## Given exercise
How many lines of the data include the string "произнёс"? State the number and nothing else.

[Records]
-.-.-
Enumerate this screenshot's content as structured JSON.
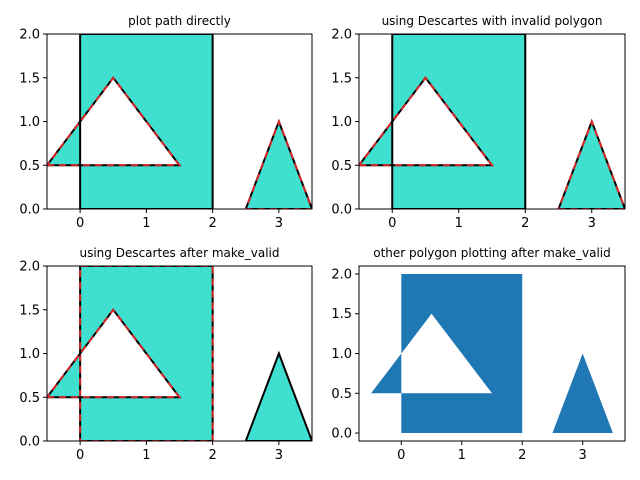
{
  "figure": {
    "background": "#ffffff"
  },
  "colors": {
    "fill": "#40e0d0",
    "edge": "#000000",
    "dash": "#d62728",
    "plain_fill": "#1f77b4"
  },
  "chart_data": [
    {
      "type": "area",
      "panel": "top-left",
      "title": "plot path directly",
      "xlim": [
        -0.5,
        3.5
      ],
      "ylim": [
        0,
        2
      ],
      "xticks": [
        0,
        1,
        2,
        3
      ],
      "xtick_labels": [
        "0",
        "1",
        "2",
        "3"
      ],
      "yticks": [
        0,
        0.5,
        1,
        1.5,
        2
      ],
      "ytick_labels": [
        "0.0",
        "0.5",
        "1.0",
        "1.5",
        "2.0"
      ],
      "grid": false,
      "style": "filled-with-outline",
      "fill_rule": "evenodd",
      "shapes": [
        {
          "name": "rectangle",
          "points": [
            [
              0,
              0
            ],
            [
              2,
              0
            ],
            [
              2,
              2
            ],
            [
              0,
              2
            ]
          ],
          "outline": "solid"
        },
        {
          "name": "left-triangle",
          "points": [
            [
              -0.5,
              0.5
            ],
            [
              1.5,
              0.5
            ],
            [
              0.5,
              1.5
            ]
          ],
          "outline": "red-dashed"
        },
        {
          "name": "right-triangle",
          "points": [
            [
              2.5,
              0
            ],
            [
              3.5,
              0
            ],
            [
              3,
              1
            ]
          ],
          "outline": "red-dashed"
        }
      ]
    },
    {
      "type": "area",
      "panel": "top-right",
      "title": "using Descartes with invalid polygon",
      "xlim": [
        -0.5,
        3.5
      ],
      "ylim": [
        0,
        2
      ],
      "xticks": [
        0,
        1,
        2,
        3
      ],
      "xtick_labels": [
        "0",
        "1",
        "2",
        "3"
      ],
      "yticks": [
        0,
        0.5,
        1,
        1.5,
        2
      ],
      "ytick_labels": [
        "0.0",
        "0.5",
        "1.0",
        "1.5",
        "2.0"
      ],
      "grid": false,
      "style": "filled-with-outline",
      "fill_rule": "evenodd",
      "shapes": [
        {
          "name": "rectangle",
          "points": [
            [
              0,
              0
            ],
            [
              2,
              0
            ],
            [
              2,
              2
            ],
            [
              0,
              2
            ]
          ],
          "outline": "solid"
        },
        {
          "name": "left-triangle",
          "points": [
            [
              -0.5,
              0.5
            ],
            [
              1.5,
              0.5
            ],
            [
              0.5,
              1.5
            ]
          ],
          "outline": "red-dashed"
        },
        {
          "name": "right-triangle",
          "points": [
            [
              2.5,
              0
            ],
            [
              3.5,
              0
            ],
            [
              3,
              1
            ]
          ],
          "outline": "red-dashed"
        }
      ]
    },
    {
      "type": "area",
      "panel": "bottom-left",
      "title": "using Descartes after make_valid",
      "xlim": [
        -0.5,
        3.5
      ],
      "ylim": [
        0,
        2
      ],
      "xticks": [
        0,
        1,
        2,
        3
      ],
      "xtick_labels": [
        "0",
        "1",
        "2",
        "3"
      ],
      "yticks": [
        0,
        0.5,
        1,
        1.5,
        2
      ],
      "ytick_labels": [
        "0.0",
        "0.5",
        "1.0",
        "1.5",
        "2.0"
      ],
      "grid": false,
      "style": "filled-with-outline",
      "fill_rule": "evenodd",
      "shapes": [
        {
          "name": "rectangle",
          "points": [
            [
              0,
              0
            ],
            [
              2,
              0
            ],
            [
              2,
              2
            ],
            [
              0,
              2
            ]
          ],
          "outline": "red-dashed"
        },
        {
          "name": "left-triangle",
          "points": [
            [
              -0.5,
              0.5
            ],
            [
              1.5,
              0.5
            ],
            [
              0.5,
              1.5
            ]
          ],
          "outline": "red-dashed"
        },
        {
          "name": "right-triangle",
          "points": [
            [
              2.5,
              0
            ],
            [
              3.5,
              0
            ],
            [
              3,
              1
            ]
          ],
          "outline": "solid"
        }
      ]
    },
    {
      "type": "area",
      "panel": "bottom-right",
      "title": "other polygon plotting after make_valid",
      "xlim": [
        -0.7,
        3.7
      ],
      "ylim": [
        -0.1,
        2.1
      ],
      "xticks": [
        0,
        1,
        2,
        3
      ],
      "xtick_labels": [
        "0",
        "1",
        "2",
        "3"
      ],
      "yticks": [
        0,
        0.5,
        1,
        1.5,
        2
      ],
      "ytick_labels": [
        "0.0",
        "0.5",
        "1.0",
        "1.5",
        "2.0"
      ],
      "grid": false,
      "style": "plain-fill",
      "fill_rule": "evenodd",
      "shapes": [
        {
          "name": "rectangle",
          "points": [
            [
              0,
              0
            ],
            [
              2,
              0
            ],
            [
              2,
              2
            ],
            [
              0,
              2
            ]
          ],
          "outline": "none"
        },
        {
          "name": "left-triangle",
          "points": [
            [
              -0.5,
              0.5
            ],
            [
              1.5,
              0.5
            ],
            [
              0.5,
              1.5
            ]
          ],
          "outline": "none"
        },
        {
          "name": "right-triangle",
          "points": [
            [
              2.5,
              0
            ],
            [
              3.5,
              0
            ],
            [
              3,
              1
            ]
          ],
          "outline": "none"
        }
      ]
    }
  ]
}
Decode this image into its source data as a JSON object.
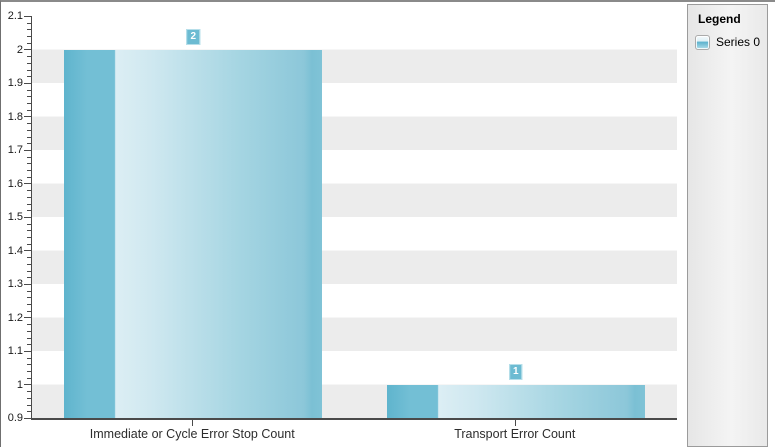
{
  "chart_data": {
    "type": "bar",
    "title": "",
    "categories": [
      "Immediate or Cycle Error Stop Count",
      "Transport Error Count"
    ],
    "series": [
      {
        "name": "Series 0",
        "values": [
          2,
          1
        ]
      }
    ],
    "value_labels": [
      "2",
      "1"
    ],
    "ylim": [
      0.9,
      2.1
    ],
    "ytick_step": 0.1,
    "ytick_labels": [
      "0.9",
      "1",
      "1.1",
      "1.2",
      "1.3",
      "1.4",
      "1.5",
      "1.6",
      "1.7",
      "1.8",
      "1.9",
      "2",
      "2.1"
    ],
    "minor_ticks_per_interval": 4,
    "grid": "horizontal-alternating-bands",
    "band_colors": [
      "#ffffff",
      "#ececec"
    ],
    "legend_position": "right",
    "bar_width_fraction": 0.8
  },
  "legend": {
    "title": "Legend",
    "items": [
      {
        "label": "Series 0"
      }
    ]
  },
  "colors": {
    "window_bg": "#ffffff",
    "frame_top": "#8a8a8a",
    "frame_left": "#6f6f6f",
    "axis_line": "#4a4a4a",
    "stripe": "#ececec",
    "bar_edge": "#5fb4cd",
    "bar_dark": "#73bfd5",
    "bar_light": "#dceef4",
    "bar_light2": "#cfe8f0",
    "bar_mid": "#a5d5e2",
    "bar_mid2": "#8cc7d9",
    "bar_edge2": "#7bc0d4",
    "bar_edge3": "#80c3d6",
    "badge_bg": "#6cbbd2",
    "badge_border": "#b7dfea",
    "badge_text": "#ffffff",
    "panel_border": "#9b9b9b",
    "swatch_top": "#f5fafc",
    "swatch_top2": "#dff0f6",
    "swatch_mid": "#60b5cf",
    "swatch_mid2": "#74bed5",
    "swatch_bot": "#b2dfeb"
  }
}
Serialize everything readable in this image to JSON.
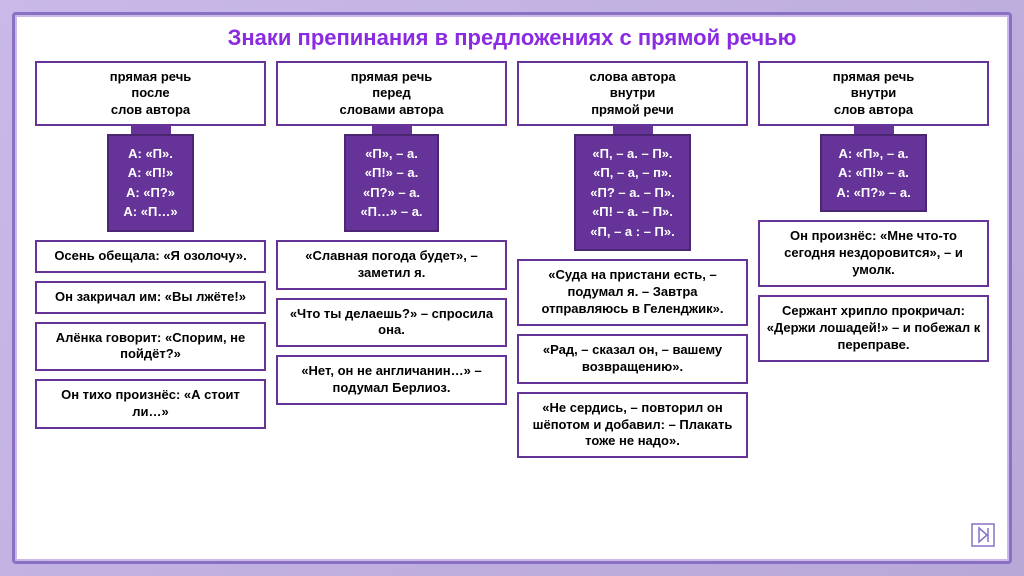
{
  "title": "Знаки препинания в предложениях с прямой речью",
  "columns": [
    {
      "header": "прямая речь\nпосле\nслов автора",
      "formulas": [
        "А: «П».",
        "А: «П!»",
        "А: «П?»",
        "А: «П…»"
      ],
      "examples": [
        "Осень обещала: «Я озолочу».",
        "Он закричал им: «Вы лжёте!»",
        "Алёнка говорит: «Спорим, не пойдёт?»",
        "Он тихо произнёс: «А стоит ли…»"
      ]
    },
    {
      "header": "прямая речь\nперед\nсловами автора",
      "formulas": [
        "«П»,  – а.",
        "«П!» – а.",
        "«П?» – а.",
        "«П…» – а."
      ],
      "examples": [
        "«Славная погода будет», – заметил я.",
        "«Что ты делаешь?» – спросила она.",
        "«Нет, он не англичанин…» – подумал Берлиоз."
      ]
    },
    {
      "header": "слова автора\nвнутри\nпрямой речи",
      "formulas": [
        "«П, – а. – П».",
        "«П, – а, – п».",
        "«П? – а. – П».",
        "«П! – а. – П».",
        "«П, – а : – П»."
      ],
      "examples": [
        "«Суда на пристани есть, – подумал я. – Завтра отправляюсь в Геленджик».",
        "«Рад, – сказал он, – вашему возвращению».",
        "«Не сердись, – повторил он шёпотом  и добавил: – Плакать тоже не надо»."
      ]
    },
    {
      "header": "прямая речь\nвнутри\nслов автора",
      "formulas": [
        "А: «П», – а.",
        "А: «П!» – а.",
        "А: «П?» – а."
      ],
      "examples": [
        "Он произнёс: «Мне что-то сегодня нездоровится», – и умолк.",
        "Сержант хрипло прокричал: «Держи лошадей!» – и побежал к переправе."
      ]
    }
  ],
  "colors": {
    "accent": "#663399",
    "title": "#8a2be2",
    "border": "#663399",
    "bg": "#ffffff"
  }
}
-.-.-
## Complete response
2